Task description =
Copy the listing below line for line, leaving every character unchanged.

Extracted data =
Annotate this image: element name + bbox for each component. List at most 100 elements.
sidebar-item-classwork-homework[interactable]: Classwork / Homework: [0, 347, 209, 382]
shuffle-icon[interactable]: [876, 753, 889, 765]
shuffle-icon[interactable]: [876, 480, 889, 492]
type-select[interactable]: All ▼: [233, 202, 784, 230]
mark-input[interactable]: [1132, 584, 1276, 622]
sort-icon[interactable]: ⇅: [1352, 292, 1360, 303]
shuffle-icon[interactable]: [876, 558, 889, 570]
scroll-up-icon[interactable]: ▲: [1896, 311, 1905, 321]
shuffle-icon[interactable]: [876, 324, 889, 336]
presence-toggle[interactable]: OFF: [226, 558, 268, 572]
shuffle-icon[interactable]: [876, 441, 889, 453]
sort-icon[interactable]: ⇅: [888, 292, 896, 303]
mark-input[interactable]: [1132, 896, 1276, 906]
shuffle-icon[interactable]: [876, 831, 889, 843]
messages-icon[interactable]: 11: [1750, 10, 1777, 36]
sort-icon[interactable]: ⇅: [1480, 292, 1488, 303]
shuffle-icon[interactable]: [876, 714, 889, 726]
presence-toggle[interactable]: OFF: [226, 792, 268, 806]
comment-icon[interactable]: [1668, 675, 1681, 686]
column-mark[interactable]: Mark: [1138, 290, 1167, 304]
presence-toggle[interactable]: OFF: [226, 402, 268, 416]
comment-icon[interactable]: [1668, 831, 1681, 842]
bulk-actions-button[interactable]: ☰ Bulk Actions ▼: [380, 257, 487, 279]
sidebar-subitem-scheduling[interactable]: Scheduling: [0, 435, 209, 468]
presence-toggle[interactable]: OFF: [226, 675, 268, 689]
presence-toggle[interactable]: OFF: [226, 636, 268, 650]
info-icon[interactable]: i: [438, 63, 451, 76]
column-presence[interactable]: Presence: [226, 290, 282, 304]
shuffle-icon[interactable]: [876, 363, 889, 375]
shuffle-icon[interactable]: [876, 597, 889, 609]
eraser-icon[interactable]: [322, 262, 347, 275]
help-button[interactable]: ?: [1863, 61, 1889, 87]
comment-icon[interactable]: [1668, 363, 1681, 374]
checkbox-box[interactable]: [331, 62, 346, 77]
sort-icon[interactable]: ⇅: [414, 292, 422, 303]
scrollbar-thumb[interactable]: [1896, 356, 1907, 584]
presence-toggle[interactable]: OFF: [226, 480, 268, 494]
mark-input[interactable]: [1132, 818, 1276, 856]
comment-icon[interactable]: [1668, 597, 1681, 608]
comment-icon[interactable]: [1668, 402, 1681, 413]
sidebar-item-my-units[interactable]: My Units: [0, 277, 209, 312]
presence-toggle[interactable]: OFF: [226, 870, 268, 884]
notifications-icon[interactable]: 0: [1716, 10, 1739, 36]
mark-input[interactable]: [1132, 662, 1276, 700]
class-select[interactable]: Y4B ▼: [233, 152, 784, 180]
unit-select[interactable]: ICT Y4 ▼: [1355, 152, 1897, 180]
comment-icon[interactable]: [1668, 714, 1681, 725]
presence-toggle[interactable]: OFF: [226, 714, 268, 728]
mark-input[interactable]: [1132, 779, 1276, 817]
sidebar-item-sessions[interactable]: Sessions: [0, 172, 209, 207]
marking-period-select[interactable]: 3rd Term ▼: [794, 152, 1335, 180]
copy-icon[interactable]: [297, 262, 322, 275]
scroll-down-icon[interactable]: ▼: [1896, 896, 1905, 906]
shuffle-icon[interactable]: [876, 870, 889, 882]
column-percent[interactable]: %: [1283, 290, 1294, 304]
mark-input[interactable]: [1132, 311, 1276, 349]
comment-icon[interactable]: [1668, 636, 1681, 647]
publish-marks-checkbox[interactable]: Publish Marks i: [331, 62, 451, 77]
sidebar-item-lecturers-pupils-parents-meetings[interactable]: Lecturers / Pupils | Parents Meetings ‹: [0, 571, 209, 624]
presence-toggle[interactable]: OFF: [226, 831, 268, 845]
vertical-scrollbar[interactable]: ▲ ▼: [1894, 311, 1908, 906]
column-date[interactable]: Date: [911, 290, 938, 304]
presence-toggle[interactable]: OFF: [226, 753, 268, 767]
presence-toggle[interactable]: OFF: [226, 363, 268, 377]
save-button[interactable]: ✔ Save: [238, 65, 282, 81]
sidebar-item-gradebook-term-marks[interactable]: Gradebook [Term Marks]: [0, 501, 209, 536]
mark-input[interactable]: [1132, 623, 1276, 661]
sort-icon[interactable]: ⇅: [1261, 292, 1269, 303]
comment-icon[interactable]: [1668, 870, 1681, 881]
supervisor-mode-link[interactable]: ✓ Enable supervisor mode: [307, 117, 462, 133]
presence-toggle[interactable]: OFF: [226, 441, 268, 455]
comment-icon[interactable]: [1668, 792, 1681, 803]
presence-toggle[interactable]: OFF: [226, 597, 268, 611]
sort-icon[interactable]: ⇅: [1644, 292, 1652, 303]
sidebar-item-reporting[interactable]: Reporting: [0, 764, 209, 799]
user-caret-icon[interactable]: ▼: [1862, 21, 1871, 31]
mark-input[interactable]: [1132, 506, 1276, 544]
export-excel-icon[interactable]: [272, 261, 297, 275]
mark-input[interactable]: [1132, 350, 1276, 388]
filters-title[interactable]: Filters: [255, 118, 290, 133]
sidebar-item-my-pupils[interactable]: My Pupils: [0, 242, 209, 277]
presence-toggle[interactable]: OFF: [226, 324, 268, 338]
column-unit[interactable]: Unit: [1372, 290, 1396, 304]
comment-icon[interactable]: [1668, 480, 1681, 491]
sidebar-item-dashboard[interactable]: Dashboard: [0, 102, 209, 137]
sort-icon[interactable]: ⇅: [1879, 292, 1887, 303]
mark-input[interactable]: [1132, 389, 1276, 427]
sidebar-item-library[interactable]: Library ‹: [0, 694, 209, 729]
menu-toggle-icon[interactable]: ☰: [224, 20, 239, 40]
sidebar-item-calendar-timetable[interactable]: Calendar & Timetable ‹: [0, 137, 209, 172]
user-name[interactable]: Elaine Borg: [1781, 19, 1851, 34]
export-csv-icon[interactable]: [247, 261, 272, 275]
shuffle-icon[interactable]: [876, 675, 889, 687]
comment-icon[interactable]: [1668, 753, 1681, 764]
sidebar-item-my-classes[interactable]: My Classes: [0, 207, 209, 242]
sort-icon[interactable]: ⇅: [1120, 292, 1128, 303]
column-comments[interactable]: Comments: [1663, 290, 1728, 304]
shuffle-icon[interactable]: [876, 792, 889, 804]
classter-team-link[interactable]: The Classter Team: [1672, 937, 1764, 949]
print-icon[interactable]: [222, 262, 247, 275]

Exercise output =
Annotate this image: element name + bbox for each component. List at most 100 elements.
sidebar-item-classwork-homework[interactable]: Classwork / Homework: [0, 347, 209, 382]
shuffle-icon[interactable]: [876, 753, 889, 765]
shuffle-icon[interactable]: [876, 480, 889, 492]
type-select[interactable]: All ▼: [233, 202, 784, 230]
mark-input[interactable]: [1132, 584, 1276, 622]
sort-icon[interactable]: ⇅: [1352, 292, 1360, 303]
shuffle-icon[interactable]: [876, 558, 889, 570]
scroll-up-icon[interactable]: ▲: [1896, 311, 1905, 321]
shuffle-icon[interactable]: [876, 324, 889, 336]
presence-toggle[interactable]: OFF: [226, 558, 268, 572]
shuffle-icon[interactable]: [876, 441, 889, 453]
sort-icon[interactable]: ⇅: [888, 292, 896, 303]
mark-input[interactable]: [1132, 896, 1276, 906]
shuffle-icon[interactable]: [876, 831, 889, 843]
messages-icon[interactable]: 11: [1750, 10, 1777, 36]
sort-icon[interactable]: ⇅: [1480, 292, 1488, 303]
shuffle-icon[interactable]: [876, 714, 889, 726]
presence-toggle[interactable]: OFF: [226, 792, 268, 806]
comment-icon[interactable]: [1668, 675, 1681, 686]
column-mark[interactable]: Mark: [1138, 290, 1167, 304]
presence-toggle[interactable]: OFF: [226, 402, 268, 416]
comment-icon[interactable]: [1668, 831, 1681, 842]
bulk-actions-button[interactable]: ☰ Bulk Actions ▼: [380, 257, 487, 279]
sidebar-subitem-scheduling[interactable]: Scheduling: [0, 435, 209, 468]
presence-toggle[interactable]: OFF: [226, 675, 268, 689]
presence-toggle[interactable]: OFF: [226, 636, 268, 650]
info-icon[interactable]: i: [438, 63, 451, 76]
column-presence[interactable]: Presence: [226, 290, 282, 304]
shuffle-icon[interactable]: [876, 363, 889, 375]
shuffle-icon[interactable]: [876, 597, 889, 609]
eraser-icon[interactable]: [322, 262, 347, 275]
help-button[interactable]: ?: [1863, 61, 1889, 87]
comment-icon[interactable]: [1668, 363, 1681, 374]
checkbox-box[interactable]: [331, 62, 346, 77]
sort-icon[interactable]: ⇅: [414, 292, 422, 303]
scrollbar-thumb[interactable]: [1896, 356, 1907, 584]
presence-toggle[interactable]: OFF: [226, 480, 268, 494]
mark-input[interactable]: [1132, 818, 1276, 856]
comment-icon[interactable]: [1668, 597, 1681, 608]
comment-icon[interactable]: [1668, 402, 1681, 413]
sidebar-item-my-units[interactable]: My Units: [0, 277, 209, 312]
presence-toggle[interactable]: OFF: [226, 870, 268, 884]
notifications-icon[interactable]: 0: [1716, 10, 1739, 36]
mark-input[interactable]: [1132, 662, 1276, 700]
class-select[interactable]: Y4B ▼: [233, 152, 784, 180]
unit-select[interactable]: ICT Y4 ▼: [1355, 152, 1897, 180]
comment-icon[interactable]: [1668, 714, 1681, 725]
presence-toggle[interactable]: OFF: [226, 714, 268, 728]
mark-input[interactable]: [1132, 779, 1276, 817]
sidebar-item-sessions[interactable]: Sessions: [0, 172, 209, 207]
marking-period-select[interactable]: 3rd Term ▼: [794, 152, 1335, 180]
copy-icon[interactable]: [297, 262, 322, 275]
scroll-down-icon[interactable]: ▼: [1896, 896, 1905, 906]
shuffle-icon[interactable]: [876, 870, 889, 882]
column-percent[interactable]: %: [1283, 290, 1294, 304]
mark-input[interactable]: [1132, 311, 1276, 349]
comment-icon[interactable]: [1668, 636, 1681, 647]
publish-marks-checkbox[interactable]: Publish Marks i: [331, 62, 451, 77]
sidebar-item-lecturers-pupils-parents-meetings[interactable]: Lecturers / Pupils | Parents Meetings ‹: [0, 571, 209, 624]
presence-toggle[interactable]: OFF: [226, 831, 268, 845]
vertical-scrollbar[interactable]: ▲ ▼: [1894, 311, 1908, 906]
column-date[interactable]: Date: [911, 290, 938, 304]
presence-toggle[interactable]: OFF: [226, 753, 268, 767]
presence-toggle[interactable]: OFF: [226, 363, 268, 377]
save-button[interactable]: ✔ Save: [238, 65, 282, 81]
sidebar-item-gradebook-term-marks[interactable]: Gradebook [Term Marks]: [0, 501, 209, 536]
mark-input[interactable]: [1132, 623, 1276, 661]
sort-icon[interactable]: ⇅: [1261, 292, 1269, 303]
comment-icon[interactable]: [1668, 870, 1681, 881]
supervisor-mode-link[interactable]: ✓ Enable supervisor mode: [307, 117, 462, 133]
presence-toggle[interactable]: OFF: [226, 441, 268, 455]
comment-icon[interactable]: [1668, 792, 1681, 803]
presence-toggle[interactable]: OFF: [226, 597, 268, 611]
sort-icon[interactable]: ⇅: [1644, 292, 1652, 303]
sidebar-item-reporting[interactable]: Reporting: [0, 764, 209, 799]
user-caret-icon[interactable]: ▼: [1862, 21, 1871, 31]
mark-input[interactable]: [1132, 506, 1276, 544]
export-excel-icon[interactable]: [272, 261, 297, 275]
mark-input[interactable]: [1132, 350, 1276, 388]
filters-title[interactable]: Filters: [255, 118, 290, 133]
sidebar-item-my-pupils[interactable]: My Pupils: [0, 242, 209, 277]
presence-toggle[interactable]: OFF: [226, 324, 268, 338]
column-unit[interactable]: Unit: [1372, 290, 1396, 304]
comment-icon[interactable]: [1668, 480, 1681, 491]
sidebar-item-dashboard[interactable]: Dashboard: [0, 102, 209, 137]
sort-icon[interactable]: ⇅: [1879, 292, 1887, 303]
mark-input[interactable]: [1132, 389, 1276, 427]
sidebar-item-library[interactable]: Library ‹: [0, 694, 209, 729]
menu-toggle-icon[interactable]: ☰: [224, 20, 239, 40]
sidebar-item-calendar-timetable[interactable]: Calendar & Timetable ‹: [0, 137, 209, 172]
user-name[interactable]: Elaine Borg: [1781, 19, 1851, 34]
export-csv-icon[interactable]: [247, 261, 272, 275]
shuffle-icon[interactable]: [876, 675, 889, 687]
comment-icon[interactable]: [1668, 753, 1681, 764]
sidebar-item-my-classes[interactable]: My Classes: [0, 207, 209, 242]
sort-icon[interactable]: ⇅: [1120, 292, 1128, 303]
column-comments[interactable]: Comments: [1663, 290, 1728, 304]
shuffle-icon[interactable]: [876, 792, 889, 804]
classter-team-link[interactable]: The Classter Team: [1672, 937, 1764, 949]
print-icon[interactable]: [222, 262, 247, 275]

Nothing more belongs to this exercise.